> [TO BE DONE]: Review the lines that follow and copy each one that contains the word "市青少年教育办公室".
--------------------------------
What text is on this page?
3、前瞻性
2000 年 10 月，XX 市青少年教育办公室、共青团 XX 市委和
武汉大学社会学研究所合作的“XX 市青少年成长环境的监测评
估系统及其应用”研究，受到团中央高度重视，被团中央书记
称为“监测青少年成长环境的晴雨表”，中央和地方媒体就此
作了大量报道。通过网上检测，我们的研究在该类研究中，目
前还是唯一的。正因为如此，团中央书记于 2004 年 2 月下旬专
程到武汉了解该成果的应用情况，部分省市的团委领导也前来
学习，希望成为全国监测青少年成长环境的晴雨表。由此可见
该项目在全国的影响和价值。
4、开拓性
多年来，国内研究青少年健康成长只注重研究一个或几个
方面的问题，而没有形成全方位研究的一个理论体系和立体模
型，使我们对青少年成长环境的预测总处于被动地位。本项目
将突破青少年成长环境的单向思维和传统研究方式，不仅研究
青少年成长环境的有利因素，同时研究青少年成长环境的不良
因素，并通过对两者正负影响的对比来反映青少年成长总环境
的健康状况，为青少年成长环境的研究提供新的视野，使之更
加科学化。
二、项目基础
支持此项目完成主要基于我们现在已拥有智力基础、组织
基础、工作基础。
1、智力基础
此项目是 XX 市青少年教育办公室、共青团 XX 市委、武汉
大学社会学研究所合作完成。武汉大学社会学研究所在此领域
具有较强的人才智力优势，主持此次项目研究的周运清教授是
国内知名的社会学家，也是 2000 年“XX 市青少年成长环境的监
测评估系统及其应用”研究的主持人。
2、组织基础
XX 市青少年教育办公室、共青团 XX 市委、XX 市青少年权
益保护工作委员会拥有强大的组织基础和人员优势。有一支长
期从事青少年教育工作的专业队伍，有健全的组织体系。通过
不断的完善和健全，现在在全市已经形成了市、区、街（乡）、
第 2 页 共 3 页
--------------------------------
> [RESULT]:
2000 年 10 月，XX 市青少年教育办公室、共青团 XX 市委和
此项目是 XX 市青少年教育办公室、共青团 XX 市委、武汉
XX 市青少年教育办公室、共青团 XX 市委、XX 市青少年权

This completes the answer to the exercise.